DATASET EXCERPTS: Begin

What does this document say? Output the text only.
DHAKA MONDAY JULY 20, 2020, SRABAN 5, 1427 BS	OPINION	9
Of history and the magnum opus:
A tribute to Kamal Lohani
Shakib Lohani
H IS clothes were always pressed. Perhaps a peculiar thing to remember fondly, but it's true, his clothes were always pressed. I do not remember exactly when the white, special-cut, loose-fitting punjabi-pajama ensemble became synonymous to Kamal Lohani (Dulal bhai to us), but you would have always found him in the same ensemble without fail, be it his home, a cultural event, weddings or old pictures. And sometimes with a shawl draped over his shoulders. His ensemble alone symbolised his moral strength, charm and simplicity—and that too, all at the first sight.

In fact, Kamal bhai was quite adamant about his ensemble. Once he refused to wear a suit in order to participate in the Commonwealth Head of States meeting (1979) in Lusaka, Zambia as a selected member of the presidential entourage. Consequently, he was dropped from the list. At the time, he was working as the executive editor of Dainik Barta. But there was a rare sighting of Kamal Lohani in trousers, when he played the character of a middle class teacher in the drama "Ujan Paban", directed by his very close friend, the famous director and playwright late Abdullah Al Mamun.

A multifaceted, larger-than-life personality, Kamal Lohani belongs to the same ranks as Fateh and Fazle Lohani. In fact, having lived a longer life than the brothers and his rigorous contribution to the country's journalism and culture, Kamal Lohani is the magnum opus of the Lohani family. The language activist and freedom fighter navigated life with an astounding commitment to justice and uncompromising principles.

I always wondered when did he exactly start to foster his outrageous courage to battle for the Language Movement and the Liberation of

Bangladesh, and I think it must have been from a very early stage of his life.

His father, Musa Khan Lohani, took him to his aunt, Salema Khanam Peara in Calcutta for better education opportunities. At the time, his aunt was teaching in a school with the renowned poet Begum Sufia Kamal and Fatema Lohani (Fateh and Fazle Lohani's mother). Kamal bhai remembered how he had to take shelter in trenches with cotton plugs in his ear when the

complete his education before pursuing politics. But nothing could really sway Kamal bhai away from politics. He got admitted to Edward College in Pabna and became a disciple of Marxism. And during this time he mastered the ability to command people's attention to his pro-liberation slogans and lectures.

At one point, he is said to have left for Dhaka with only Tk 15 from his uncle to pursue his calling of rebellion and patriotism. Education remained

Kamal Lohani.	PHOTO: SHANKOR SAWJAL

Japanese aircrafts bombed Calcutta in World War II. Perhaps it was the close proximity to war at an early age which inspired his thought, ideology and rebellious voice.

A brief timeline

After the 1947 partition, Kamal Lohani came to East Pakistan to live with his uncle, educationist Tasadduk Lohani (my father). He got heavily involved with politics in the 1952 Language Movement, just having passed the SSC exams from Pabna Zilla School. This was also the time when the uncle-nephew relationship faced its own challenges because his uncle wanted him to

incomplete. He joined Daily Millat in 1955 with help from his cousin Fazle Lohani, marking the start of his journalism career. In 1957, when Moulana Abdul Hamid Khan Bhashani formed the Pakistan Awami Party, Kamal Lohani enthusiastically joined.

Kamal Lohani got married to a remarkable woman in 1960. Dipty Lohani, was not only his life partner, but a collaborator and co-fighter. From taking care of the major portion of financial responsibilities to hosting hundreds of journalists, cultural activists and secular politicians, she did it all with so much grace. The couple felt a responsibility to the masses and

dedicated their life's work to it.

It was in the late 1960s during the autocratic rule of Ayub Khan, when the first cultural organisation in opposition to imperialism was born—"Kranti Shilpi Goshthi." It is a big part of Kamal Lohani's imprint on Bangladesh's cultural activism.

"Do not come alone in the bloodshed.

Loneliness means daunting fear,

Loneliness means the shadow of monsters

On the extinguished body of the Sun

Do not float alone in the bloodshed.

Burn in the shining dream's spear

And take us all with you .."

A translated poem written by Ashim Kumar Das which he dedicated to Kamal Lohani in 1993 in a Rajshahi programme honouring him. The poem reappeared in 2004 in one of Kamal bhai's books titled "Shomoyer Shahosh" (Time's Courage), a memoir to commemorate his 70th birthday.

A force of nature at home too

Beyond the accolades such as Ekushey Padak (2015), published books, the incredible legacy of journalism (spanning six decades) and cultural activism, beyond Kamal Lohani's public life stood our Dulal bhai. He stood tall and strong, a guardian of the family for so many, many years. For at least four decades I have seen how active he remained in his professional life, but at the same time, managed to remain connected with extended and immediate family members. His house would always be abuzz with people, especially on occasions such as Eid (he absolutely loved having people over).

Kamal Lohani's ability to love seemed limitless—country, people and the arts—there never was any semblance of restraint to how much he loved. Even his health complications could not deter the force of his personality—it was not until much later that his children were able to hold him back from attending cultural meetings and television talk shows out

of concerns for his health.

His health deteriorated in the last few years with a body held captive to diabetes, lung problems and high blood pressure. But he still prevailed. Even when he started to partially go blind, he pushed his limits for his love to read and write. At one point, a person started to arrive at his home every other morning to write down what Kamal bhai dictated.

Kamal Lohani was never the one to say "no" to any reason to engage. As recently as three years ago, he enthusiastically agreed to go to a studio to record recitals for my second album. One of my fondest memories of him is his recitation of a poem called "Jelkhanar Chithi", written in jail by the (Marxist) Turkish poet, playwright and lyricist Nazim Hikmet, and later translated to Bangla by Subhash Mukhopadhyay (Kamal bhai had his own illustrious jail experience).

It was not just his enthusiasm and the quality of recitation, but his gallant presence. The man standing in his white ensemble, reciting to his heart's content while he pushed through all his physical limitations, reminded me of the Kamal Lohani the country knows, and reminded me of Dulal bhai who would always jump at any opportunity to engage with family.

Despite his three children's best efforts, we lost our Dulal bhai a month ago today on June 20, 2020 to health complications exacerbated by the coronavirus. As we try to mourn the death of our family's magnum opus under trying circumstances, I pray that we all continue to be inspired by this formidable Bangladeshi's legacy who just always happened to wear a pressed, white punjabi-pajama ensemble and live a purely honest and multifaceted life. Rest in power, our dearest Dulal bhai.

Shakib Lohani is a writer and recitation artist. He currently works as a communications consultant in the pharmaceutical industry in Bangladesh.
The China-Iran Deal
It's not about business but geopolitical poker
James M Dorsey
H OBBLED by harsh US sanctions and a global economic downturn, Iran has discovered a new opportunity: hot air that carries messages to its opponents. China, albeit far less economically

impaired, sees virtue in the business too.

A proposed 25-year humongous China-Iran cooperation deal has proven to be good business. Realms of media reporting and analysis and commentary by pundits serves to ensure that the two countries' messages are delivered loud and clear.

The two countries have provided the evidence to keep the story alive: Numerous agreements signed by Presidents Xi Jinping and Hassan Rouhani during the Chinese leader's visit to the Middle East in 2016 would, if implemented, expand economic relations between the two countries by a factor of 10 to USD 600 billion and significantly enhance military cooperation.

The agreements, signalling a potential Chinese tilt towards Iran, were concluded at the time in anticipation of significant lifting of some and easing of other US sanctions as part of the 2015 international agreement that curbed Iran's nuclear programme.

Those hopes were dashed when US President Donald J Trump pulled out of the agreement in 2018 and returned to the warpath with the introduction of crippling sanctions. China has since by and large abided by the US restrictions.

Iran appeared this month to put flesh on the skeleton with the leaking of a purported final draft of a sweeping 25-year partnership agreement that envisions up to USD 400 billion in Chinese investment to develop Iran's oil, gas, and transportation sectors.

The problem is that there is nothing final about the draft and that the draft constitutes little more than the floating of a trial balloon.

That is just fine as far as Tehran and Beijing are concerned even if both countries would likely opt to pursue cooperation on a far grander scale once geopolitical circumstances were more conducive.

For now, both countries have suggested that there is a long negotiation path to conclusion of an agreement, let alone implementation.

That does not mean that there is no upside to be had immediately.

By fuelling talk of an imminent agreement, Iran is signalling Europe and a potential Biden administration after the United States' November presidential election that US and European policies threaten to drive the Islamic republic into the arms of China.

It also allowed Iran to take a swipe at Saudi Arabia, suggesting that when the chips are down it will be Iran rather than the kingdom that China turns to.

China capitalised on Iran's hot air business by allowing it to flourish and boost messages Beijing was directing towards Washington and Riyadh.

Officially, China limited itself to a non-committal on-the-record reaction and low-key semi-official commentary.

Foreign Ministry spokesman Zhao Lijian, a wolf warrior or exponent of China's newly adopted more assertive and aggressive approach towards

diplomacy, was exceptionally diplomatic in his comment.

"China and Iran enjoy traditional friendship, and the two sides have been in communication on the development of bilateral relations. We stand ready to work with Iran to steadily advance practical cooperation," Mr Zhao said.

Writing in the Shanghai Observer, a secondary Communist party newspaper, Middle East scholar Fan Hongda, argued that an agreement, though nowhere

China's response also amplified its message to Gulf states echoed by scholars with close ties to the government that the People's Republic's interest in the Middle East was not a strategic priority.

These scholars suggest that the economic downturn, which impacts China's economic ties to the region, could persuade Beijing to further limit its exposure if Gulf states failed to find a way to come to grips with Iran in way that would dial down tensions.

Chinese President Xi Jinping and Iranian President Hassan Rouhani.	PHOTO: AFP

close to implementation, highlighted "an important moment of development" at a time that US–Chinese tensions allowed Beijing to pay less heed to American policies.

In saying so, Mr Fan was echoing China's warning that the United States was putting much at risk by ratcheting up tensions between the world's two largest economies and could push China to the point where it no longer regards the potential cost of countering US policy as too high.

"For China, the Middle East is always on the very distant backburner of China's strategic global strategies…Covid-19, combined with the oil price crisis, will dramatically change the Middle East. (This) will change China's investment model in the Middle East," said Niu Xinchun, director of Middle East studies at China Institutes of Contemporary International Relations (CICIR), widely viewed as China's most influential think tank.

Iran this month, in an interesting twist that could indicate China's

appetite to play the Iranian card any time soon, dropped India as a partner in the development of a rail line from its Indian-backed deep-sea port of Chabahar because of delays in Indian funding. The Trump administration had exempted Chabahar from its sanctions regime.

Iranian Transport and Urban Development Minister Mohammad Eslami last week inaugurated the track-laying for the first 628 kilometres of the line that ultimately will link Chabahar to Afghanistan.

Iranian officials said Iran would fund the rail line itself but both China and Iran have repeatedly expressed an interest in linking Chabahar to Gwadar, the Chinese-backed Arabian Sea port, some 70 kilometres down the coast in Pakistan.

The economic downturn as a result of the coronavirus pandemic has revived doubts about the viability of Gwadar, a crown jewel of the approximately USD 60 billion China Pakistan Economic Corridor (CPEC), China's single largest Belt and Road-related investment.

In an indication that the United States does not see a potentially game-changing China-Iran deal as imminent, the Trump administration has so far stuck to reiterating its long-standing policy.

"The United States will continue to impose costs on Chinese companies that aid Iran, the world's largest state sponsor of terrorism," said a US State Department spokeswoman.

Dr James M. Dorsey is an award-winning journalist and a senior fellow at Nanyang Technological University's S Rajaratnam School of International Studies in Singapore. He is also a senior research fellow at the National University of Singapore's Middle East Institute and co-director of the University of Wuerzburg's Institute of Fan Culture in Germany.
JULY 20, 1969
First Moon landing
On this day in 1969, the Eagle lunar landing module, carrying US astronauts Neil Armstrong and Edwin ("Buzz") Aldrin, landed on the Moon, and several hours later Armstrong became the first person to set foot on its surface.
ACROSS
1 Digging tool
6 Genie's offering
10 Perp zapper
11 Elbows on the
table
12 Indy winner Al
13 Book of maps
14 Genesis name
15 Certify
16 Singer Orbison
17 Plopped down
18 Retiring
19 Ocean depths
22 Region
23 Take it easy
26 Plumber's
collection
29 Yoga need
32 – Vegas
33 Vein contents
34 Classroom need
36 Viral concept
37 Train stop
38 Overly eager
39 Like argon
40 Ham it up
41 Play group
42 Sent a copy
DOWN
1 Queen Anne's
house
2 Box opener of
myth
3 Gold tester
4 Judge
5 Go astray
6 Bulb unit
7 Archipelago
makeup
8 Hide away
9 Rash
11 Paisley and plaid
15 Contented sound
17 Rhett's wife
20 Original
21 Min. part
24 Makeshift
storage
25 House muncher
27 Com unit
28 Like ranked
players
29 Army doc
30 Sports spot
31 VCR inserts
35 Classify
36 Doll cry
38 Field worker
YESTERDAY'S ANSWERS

DATASET EXCERPTS: End

TASK DESCRIPTION: In the listing, how many lines carry the string "more"? Answer with a number only.

TASK RESPONSE: 3